Gather all lines in the records below that include the word "product".
--- Start of Record set ---
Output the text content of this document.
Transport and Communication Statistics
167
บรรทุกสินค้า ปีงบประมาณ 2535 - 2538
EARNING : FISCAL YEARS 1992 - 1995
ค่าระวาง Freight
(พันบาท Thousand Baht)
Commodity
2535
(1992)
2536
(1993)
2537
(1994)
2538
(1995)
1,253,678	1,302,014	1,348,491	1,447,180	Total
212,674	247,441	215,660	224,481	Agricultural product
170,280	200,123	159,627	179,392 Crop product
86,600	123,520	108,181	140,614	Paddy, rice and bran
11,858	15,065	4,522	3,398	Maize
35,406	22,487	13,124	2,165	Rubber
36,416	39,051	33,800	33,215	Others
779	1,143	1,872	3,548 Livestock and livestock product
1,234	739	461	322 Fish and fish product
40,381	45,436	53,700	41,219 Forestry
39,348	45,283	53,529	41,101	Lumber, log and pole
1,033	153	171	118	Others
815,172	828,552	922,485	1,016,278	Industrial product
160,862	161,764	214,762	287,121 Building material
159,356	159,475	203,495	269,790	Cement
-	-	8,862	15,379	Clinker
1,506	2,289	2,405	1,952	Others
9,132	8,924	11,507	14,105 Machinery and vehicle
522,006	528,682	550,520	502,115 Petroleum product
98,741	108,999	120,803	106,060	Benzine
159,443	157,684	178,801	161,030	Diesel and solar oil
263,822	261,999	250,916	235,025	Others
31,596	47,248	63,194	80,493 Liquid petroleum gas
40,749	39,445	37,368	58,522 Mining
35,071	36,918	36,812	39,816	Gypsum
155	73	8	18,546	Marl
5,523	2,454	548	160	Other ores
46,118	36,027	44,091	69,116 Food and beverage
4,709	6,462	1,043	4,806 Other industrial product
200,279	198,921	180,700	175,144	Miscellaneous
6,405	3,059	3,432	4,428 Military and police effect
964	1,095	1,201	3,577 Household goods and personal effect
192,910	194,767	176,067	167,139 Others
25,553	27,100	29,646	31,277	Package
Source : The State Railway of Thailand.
--- End of Record set ---
*Task response*
212,674	247,441	215,660	224,481	Agricultural product
170,280	200,123	159,627	179,392 Crop product
779	1,143	1,872	3,548 Livestock and livestock product
1,234	739	461	322 Fish and fish product
815,172	828,552	922,485	1,016,278	Industrial product
522,006	528,682	550,520	502,115 Petroleum product
4,709	6,462	1,043	4,806 Other industrial product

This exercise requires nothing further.